:: TASK MATERIAL

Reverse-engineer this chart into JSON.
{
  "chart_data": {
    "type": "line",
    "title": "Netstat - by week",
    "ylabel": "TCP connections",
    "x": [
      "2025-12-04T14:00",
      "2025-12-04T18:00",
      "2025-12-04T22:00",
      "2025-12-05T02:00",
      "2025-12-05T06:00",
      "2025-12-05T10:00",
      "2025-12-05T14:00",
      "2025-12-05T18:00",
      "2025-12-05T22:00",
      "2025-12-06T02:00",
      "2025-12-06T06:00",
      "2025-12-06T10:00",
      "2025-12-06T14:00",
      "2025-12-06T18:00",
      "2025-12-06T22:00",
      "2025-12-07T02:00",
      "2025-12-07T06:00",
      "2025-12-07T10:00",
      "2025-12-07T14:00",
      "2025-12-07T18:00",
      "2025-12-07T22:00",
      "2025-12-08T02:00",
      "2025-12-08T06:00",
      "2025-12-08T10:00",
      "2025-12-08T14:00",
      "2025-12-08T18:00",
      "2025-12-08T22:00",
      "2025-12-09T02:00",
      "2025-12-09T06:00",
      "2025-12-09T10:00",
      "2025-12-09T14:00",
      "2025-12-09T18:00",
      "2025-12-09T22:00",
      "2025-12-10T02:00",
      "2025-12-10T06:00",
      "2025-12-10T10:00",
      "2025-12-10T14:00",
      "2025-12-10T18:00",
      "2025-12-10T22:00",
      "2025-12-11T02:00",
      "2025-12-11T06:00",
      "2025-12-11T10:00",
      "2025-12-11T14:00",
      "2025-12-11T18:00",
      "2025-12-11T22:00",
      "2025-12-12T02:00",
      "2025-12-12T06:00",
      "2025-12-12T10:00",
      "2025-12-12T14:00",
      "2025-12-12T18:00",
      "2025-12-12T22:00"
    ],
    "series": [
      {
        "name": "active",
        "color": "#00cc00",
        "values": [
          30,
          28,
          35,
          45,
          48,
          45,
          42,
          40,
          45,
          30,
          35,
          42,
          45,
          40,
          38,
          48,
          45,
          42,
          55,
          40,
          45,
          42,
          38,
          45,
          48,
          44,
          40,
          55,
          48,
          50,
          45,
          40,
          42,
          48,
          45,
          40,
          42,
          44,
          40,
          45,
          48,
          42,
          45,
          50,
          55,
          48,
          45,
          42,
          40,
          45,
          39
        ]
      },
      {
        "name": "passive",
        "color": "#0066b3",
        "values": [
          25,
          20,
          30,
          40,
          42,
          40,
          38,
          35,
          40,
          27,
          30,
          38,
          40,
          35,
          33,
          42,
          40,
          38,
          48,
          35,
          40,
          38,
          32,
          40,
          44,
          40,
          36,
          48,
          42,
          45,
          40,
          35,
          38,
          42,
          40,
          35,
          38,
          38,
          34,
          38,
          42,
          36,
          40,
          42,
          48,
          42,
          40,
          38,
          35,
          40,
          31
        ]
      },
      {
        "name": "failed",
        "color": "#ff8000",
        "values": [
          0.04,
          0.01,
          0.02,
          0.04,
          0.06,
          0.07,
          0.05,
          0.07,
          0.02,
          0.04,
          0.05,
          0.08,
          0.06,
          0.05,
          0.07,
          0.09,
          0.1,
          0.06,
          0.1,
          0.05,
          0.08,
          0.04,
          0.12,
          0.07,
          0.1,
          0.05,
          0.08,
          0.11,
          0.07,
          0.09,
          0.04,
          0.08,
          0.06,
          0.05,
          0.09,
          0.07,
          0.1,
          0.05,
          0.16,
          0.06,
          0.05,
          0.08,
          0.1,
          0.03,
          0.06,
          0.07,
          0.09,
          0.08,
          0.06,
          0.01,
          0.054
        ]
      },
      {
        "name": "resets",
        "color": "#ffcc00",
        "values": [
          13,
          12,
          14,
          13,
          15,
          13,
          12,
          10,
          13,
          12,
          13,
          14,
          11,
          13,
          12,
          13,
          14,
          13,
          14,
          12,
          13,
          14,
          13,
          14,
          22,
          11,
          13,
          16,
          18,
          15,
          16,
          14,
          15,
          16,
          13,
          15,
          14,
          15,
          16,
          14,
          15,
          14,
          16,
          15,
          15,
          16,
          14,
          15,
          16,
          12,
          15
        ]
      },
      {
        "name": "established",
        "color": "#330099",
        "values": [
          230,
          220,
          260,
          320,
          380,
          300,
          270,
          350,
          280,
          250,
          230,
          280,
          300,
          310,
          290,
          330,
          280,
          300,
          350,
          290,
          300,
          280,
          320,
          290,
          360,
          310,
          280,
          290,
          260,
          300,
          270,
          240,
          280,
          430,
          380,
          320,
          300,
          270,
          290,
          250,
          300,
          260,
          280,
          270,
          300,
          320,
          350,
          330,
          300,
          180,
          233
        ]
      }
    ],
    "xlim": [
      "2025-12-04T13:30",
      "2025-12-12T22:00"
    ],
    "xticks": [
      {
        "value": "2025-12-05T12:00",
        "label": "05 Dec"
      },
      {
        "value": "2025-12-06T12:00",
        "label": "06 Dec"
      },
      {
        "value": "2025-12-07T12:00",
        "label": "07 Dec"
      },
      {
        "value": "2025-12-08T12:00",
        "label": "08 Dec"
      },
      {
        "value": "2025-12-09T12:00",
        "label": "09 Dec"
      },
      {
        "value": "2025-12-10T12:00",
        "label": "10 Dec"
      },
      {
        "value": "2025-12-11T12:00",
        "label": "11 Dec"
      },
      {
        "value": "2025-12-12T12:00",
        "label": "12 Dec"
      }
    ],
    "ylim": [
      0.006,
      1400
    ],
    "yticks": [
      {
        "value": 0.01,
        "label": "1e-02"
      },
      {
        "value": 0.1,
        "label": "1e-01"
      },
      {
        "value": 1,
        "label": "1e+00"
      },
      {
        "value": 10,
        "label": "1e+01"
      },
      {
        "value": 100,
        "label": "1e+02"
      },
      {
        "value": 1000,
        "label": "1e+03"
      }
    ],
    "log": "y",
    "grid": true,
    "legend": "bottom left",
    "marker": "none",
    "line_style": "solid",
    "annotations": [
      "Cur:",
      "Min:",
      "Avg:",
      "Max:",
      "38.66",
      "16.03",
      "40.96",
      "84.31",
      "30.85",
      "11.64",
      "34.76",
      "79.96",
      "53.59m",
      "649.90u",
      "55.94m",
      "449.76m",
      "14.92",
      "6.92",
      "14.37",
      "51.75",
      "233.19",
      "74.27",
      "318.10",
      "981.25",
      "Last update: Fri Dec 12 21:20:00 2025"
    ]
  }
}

::::

(GIVEN PROBLEM): Scan the material line by line and report each one that contains "name".

(ANSWER TO THIS TASK):
        "name": "active",
        "name": "passive",
        "name": "failed",
        "name": "resets",
        "name": "established",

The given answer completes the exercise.